(Data entries)
====

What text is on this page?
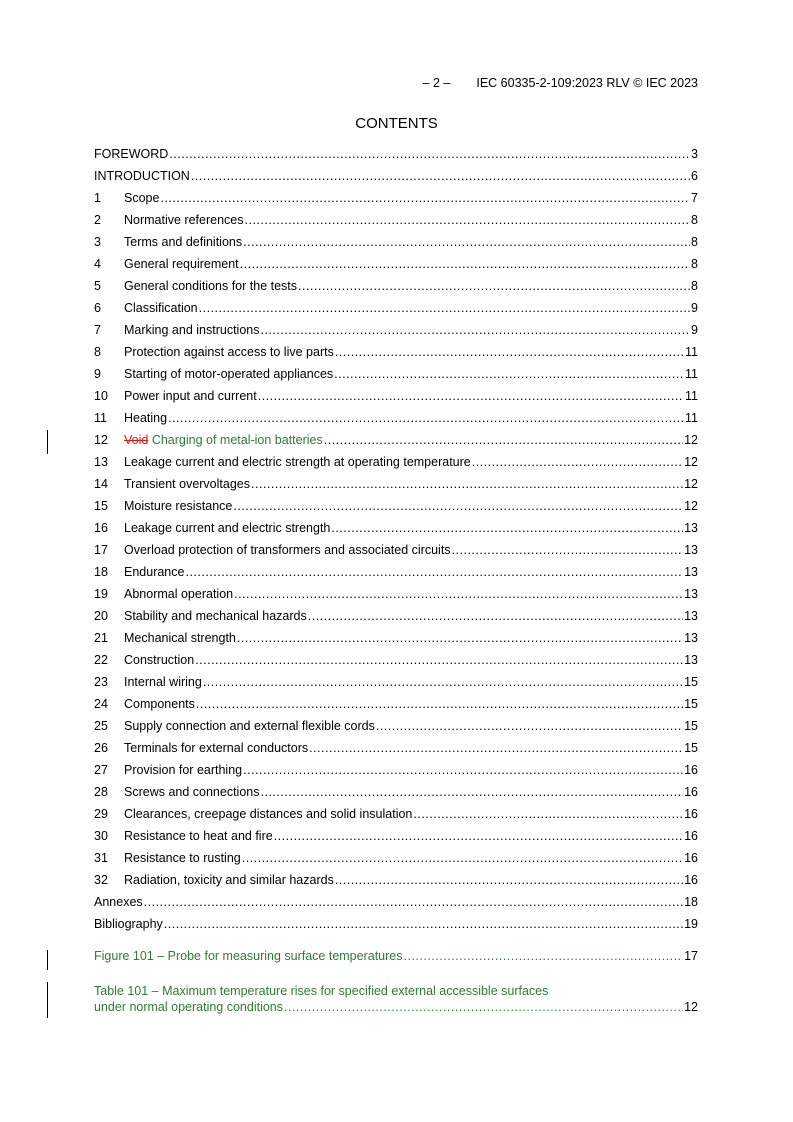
– 2 – IEC 60335-2-109:2023 RLV © IEC 2023
CONTENTS
FOREWORD .....	3
INTRODUCTION .....	6
1	Scope .....	7
2	Normative references .....	8
3	Terms and definitions .....	8
4	General requirement .....	8
5	General conditions for the tests .....	8
6	Classification .....	9
7	Marking and instructions .....	9
8	Protection against access to live parts .....	11
9	Starting of motor-operated appliances .....	11
10	Power input and current .....	11
11	Heating .....	11
12	Void Charging of metal-ion batteries .....	12
13	Leakage current and electric strength at operating temperature .....	12
14	Transient overvoltages .....	12
15	Moisture resistance .....	12
16	Leakage current and electric strength .....	13
17	Overload protection of transformers and associated circuits .....	13
18	Endurance .....	13
19	Abnormal operation .....	13
20	Stability and mechanical hazards .....	13
21	Mechanical strength .....	13
22	Construction .....	13
23	Internal wiring .....	15
24	Components .....	15
25	Supply connection and external flexible cords .....	15
26	Terminals for external conductors .....	15
27	Provision for earthing .....	16
28	Screws and connections .....	16
29	Clearances, creepage distances and solid insulation .....	16
30	Resistance to heat and fire .....	16
31	Resistance to rusting .....	16
32	Radiation, toxicity and similar hazards .....	16
Annexes .....	18
Bibliography .....	19
Figure 101 – Probe for measuring surface temperatures .....	17
Table 101 – Maximum temperature rises for specified external accessible surfaces
under normal operating conditions .....	12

====

Task
Show every line in the entries where the string "General" occurs.

Exercise solution
4	General requirement .....	8
5	General conditions for the tests .....	8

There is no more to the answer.